* _Exercise aim_: Keep only the lines of the listing that include the word "ἀντὶ", and copy them.

* _Available records_:

* * * * * * * * *

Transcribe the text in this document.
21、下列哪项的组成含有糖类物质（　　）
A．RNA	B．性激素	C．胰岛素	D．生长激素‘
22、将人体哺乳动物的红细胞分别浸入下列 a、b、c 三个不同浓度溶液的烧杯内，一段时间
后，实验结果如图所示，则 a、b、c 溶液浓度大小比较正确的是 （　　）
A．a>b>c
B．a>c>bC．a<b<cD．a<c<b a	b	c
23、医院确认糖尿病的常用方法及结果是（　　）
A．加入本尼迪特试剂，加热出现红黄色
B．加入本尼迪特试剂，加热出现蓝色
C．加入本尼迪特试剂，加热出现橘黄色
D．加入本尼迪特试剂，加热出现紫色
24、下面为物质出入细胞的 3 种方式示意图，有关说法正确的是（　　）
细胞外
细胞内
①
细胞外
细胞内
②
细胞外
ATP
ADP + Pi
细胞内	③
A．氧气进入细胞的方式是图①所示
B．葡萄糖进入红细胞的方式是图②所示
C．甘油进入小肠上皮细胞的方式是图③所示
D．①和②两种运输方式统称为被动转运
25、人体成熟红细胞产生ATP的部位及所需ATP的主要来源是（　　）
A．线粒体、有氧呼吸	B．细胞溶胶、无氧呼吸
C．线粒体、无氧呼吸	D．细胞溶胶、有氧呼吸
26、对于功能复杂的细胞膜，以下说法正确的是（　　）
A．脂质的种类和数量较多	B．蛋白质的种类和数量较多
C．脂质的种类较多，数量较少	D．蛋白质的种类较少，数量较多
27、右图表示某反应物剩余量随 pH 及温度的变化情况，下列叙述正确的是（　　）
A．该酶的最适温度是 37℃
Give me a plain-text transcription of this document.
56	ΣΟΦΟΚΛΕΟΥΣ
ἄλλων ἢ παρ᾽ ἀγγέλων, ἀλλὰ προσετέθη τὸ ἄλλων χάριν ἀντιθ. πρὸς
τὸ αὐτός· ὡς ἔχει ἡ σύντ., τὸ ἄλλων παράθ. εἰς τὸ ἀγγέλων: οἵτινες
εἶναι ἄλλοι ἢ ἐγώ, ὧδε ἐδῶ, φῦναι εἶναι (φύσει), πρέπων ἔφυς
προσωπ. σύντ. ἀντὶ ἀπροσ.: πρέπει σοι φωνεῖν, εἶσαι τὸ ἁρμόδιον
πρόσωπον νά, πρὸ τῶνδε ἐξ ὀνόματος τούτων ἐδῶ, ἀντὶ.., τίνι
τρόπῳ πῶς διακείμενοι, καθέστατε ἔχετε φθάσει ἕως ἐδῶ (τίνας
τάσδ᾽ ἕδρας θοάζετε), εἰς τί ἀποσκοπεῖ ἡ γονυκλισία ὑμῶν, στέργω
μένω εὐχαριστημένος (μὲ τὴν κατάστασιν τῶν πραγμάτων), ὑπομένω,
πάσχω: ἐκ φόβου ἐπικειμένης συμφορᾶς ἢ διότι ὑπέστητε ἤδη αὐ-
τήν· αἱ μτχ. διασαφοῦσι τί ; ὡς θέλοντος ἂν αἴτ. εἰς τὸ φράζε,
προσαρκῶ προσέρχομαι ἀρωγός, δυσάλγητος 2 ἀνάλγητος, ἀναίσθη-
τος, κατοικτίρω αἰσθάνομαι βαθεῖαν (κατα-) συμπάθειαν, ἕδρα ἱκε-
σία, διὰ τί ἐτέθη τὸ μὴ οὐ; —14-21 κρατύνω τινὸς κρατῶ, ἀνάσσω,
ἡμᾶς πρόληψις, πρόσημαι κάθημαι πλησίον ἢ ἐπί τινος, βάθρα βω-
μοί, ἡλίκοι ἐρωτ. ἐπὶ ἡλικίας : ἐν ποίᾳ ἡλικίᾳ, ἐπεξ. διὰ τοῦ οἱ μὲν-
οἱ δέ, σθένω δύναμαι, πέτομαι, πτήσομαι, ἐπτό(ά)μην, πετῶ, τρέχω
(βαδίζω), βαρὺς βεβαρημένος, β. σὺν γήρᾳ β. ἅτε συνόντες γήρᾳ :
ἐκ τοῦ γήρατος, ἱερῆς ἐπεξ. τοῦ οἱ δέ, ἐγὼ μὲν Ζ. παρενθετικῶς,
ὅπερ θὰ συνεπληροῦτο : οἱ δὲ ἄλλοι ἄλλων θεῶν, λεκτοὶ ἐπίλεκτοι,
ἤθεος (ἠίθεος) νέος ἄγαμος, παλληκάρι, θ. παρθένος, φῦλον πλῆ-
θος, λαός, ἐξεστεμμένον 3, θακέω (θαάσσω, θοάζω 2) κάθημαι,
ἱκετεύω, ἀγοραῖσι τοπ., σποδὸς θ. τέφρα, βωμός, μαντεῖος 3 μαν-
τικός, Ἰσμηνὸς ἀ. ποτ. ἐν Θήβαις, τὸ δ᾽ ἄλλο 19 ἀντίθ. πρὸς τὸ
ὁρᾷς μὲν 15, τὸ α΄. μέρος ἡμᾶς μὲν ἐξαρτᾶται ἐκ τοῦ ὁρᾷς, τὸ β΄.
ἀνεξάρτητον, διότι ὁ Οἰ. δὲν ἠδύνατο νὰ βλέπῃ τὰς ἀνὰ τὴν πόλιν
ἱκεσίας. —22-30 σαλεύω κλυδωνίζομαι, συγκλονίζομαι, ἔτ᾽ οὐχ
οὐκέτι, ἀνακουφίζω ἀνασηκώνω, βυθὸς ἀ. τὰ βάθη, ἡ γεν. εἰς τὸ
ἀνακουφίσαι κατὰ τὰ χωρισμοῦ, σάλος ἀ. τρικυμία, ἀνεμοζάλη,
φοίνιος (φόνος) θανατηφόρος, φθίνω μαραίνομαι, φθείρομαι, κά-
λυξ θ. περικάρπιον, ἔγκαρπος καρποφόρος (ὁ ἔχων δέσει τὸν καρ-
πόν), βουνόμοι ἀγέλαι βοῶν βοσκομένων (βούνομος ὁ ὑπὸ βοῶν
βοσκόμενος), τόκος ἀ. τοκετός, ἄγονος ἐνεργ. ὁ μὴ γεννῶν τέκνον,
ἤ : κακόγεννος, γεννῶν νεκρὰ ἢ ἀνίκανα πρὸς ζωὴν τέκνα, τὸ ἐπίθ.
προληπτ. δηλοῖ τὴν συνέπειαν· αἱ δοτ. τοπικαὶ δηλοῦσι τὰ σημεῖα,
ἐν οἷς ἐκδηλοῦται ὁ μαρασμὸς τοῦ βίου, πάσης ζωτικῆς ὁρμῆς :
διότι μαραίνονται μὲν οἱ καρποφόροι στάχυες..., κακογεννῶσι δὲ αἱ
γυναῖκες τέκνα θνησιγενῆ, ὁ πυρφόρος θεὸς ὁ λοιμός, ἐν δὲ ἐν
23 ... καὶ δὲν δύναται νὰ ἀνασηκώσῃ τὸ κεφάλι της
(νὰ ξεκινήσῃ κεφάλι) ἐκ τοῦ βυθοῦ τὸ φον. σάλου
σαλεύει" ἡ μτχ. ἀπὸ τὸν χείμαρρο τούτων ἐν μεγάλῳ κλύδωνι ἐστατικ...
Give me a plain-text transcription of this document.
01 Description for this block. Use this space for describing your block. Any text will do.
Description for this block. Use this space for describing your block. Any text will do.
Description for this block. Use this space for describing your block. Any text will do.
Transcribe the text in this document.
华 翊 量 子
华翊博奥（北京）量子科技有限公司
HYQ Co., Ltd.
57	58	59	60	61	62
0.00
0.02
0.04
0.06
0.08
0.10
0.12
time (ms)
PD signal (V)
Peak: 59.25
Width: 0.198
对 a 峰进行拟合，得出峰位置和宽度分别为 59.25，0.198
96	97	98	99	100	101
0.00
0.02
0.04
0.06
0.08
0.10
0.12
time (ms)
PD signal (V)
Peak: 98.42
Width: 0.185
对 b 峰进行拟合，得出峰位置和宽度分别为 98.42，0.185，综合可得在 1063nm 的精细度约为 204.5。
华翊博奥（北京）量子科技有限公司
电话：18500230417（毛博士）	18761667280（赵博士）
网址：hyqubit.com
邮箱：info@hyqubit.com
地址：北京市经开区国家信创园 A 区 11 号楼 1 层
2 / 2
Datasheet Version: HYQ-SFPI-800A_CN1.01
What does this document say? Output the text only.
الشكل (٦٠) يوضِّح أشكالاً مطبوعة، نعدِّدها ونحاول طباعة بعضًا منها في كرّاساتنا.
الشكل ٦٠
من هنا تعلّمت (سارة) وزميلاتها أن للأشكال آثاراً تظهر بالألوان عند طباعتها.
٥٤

* * * * * * * * *

* _The reply_:
προσωπ. σύντ. ἀντὶ ἀπροσ.: πρέπει σοι φωνεῖν, εἶσαι τὸ ἁρμόδιον
πρόσωπον νά, πρὸ τῶνδε ἐξ ὀνόματος τούτων ἐδῶ, ἀντὶ.., τίνι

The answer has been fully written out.